- _Dataset entries_:
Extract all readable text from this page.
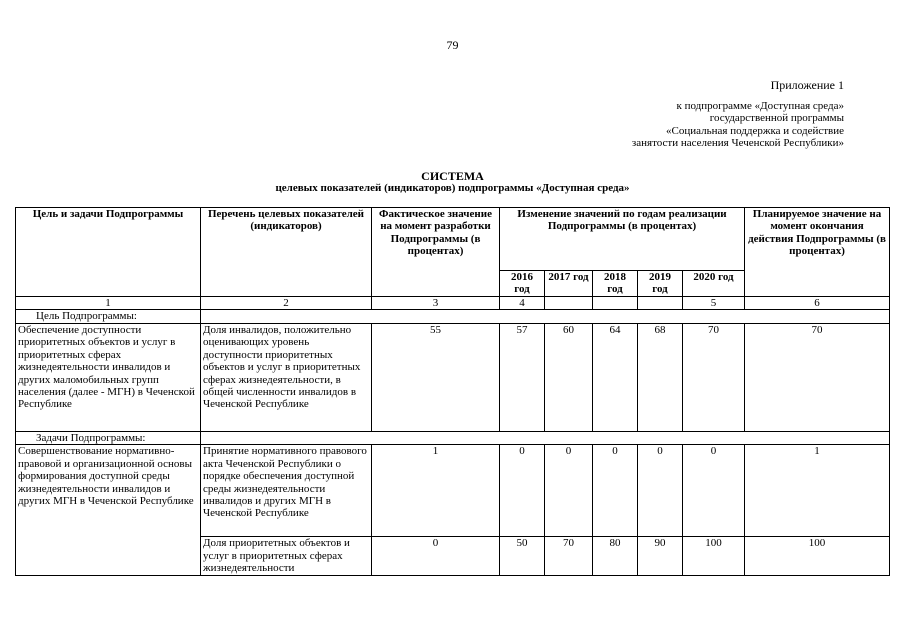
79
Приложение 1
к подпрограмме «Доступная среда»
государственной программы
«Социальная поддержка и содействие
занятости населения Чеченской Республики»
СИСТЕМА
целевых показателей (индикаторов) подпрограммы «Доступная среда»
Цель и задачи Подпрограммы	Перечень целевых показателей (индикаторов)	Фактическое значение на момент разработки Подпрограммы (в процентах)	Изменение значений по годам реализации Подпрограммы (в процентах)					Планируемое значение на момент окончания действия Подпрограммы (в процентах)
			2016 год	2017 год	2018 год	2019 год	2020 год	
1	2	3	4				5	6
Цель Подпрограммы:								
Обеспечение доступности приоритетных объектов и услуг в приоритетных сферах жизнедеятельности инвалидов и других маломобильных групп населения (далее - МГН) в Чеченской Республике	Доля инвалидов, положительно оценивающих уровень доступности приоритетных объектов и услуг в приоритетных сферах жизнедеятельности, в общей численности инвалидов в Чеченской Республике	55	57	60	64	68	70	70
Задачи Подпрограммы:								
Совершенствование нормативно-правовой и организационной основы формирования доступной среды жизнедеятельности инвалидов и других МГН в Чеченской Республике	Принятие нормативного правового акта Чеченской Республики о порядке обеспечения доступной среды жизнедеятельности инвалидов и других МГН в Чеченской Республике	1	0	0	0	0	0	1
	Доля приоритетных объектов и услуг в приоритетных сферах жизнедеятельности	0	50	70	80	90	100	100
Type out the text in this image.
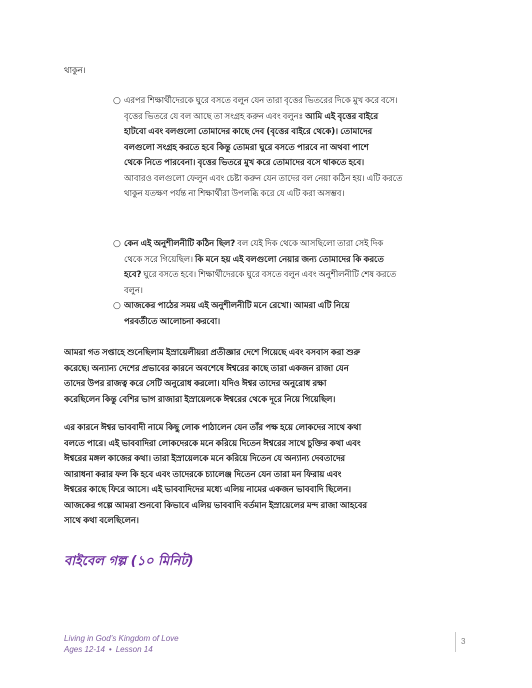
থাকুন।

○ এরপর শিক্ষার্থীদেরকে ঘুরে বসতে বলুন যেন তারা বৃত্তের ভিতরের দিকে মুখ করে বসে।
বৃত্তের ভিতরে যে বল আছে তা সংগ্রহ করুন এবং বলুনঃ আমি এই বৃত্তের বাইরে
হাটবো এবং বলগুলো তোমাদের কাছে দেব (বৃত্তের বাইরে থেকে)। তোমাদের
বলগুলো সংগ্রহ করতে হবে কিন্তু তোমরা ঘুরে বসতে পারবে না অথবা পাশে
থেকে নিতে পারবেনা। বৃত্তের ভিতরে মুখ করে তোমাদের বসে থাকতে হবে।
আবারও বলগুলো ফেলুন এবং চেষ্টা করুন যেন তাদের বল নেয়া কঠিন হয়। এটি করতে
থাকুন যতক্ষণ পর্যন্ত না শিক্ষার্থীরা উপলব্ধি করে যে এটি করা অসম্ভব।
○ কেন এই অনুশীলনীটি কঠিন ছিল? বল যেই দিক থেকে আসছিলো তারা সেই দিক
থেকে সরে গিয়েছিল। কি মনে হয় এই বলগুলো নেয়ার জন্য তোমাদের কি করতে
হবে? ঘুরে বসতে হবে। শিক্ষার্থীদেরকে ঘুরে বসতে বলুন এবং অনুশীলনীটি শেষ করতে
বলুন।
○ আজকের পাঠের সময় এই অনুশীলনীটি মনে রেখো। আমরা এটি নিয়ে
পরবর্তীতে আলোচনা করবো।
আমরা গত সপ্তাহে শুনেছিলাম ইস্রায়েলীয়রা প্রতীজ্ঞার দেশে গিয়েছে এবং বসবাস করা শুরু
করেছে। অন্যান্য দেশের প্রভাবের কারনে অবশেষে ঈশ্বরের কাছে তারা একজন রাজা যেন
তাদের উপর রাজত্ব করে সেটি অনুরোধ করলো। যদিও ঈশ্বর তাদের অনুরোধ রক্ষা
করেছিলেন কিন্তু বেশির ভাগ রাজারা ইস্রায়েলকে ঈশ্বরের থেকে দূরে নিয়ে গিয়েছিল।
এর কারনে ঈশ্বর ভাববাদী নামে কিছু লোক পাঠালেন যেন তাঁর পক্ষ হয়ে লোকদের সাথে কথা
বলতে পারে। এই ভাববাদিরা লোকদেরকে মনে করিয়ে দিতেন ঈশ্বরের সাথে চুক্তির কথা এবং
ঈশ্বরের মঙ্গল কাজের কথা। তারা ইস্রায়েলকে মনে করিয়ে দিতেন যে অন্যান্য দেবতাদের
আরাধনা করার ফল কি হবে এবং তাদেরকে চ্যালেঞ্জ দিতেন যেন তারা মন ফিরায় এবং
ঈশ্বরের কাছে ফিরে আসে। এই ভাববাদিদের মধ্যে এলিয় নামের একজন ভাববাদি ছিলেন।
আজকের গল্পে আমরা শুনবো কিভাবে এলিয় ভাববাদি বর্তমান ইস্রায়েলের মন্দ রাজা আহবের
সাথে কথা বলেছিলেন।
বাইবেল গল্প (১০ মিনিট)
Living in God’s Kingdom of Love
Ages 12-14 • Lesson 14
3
==
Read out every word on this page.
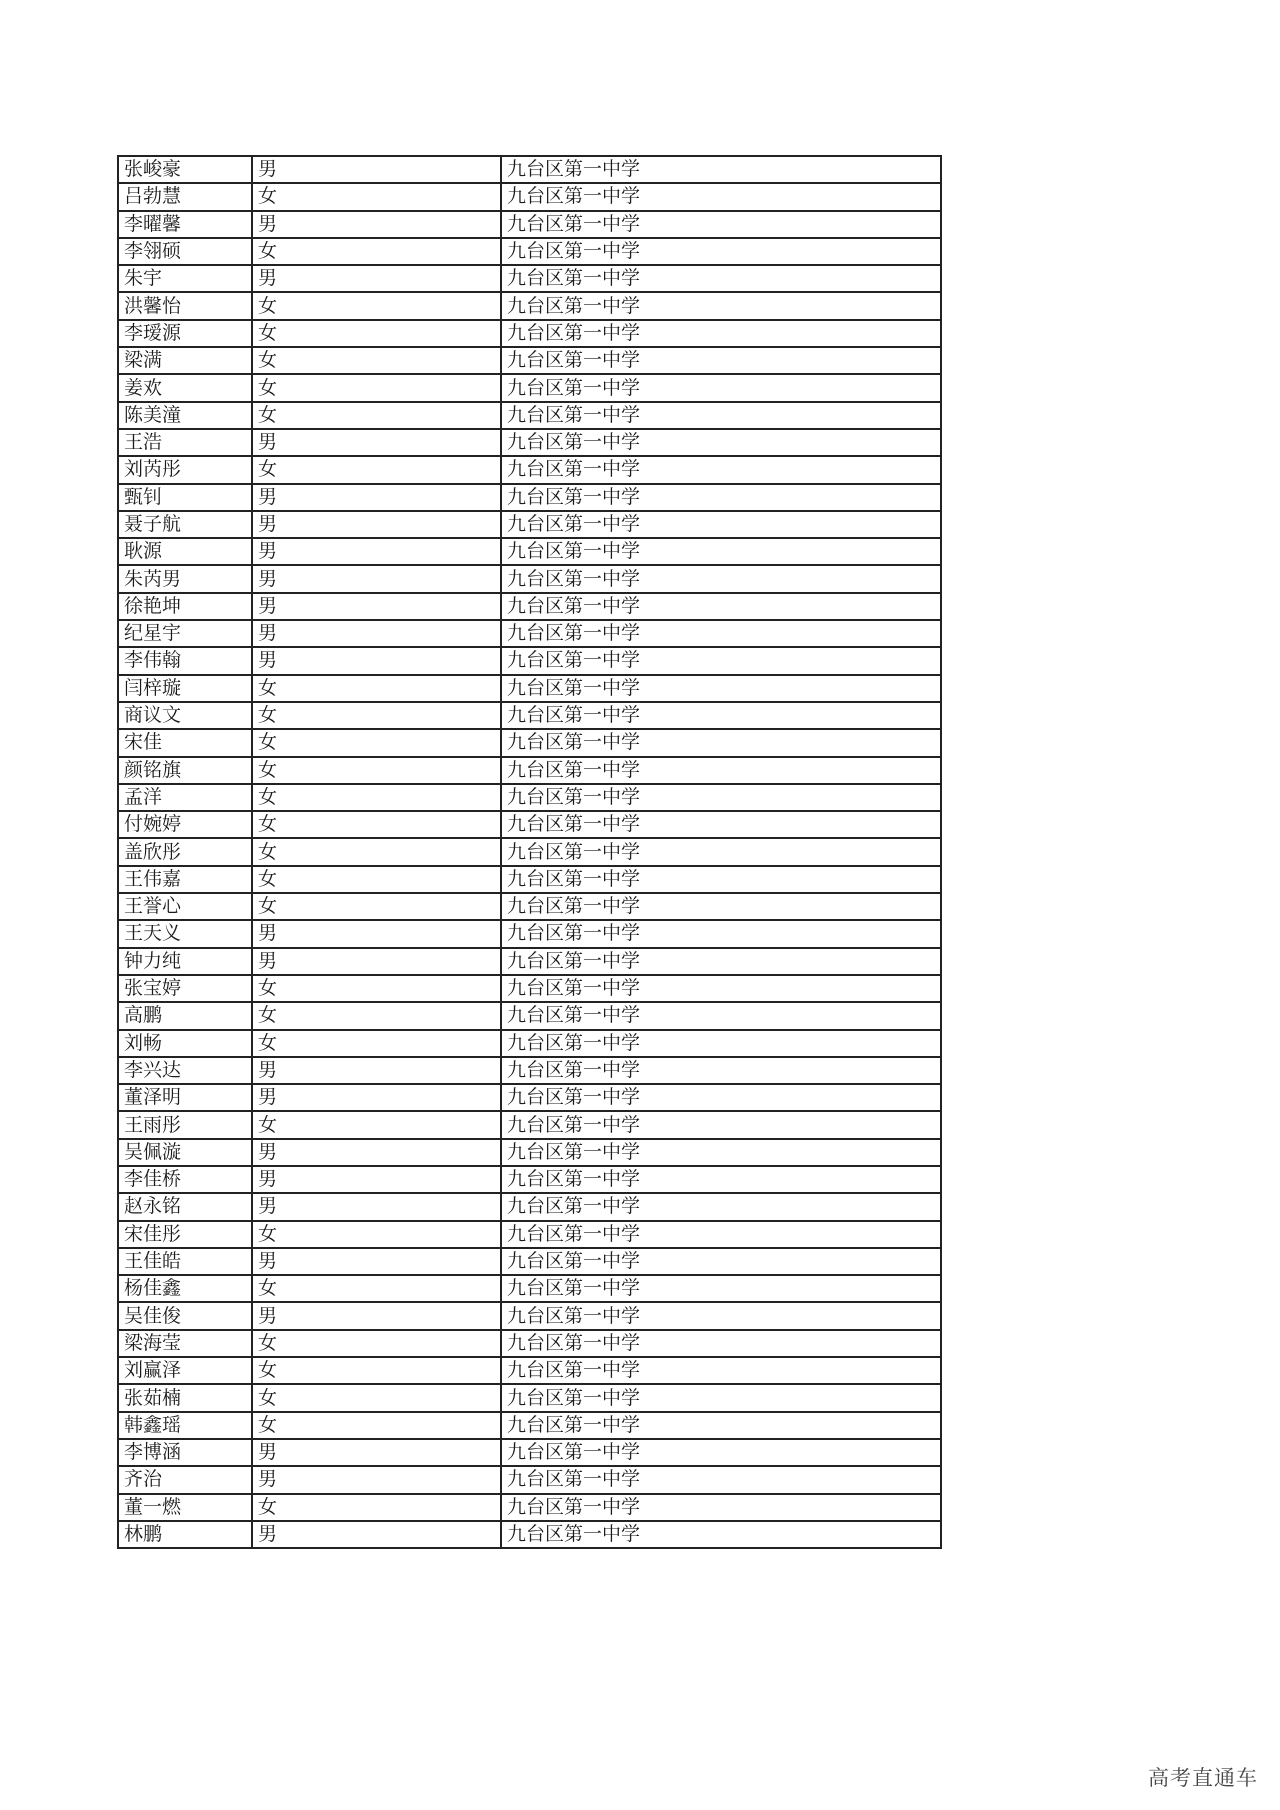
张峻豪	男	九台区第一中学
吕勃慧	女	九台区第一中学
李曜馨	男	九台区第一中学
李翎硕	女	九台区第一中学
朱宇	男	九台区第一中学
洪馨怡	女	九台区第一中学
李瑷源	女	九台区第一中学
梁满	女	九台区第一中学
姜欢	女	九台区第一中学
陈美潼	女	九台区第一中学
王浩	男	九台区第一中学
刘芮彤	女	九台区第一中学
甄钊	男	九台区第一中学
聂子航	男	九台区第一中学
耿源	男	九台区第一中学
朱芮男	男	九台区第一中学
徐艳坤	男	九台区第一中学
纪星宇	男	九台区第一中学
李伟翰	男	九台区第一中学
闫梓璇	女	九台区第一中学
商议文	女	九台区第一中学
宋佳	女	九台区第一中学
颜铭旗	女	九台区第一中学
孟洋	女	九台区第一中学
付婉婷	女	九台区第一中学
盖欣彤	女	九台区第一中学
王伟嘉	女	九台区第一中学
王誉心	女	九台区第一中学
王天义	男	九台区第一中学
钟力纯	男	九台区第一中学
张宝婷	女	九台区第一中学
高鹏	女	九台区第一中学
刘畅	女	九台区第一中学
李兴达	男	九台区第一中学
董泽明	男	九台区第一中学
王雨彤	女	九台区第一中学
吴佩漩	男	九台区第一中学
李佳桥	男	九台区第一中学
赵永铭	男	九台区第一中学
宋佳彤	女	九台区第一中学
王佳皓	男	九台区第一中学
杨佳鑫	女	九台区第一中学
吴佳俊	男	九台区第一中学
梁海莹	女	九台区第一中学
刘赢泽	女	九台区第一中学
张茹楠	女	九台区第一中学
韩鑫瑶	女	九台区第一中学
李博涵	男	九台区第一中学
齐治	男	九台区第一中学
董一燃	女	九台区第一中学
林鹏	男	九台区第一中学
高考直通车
--
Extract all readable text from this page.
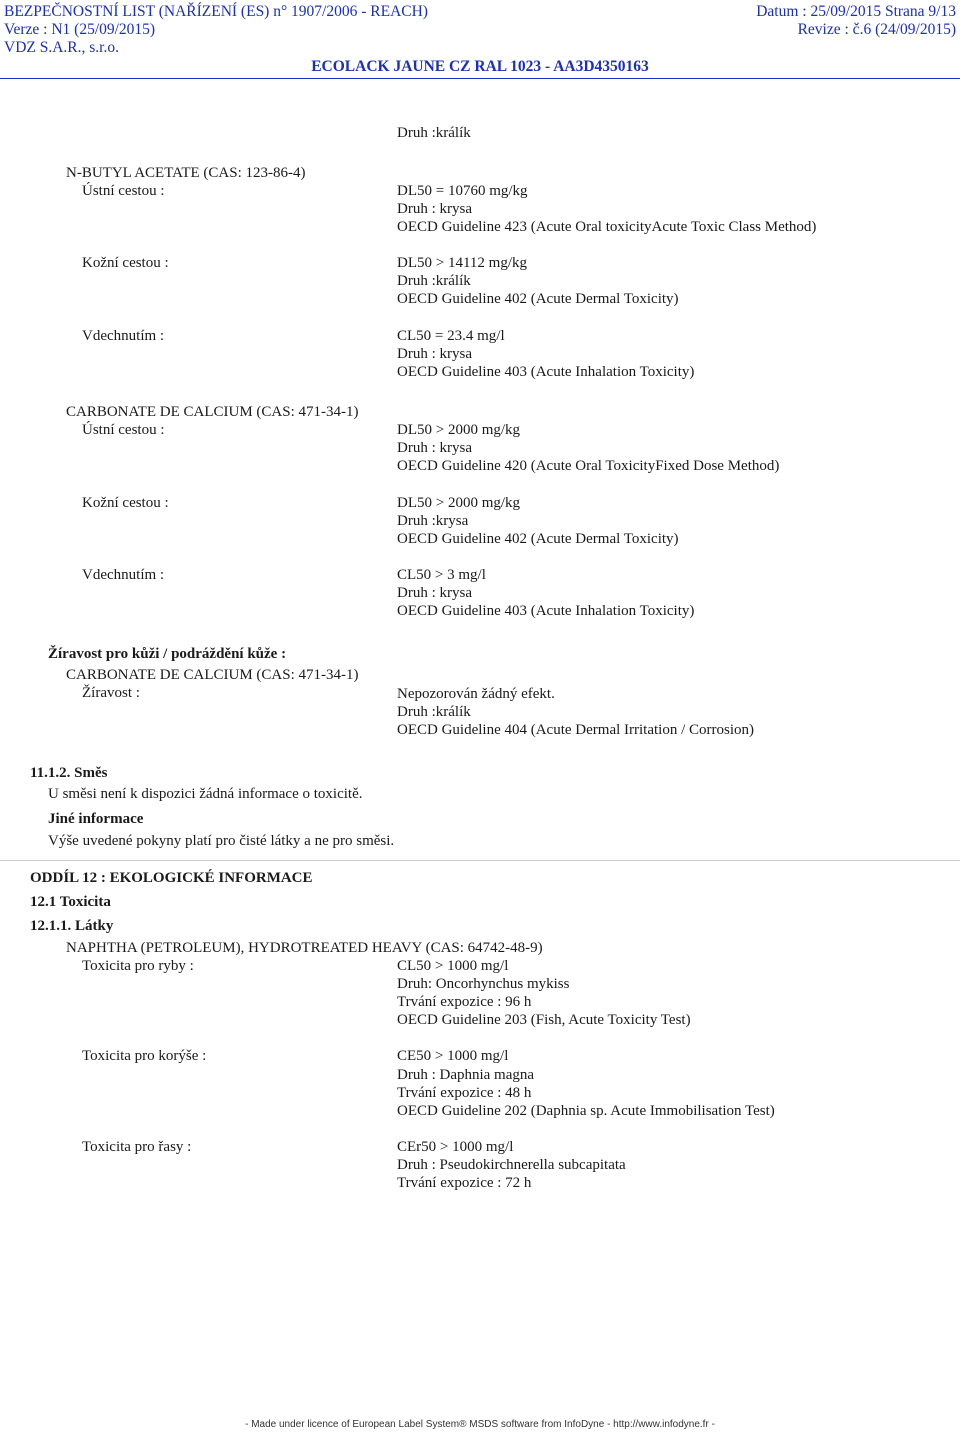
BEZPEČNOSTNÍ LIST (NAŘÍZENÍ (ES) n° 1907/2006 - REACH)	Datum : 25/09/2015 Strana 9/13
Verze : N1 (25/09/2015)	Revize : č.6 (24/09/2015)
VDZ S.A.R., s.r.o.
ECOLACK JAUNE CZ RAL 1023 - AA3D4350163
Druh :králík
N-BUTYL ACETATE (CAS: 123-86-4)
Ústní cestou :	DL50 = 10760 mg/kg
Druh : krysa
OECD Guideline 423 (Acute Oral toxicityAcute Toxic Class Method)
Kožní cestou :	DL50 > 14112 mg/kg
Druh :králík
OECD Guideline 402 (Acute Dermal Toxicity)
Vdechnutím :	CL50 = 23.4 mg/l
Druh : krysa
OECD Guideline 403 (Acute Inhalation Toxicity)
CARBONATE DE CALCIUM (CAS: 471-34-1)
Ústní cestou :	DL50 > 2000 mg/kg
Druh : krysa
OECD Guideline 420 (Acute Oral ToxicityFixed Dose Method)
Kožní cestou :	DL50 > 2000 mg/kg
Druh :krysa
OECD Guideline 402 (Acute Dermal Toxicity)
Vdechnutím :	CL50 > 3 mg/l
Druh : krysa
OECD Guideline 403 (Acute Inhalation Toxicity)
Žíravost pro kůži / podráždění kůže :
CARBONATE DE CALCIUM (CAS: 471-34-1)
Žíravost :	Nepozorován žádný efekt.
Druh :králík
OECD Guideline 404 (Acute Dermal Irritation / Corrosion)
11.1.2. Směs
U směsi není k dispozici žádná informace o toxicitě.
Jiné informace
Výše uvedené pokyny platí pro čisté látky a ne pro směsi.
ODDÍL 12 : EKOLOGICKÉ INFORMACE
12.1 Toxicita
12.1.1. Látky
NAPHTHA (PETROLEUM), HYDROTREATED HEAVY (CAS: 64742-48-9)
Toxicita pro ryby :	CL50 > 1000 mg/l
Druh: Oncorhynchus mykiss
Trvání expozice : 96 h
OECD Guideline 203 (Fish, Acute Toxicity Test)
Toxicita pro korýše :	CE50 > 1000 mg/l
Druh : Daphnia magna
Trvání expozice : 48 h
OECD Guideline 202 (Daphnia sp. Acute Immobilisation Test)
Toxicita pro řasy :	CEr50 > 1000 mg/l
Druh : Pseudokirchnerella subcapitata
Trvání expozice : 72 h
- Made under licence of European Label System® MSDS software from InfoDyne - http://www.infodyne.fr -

- _STATED TASK_:
State how many lines include the string "среда", and nothing more.

- _OUTPUT FOR THIS TASK_:
2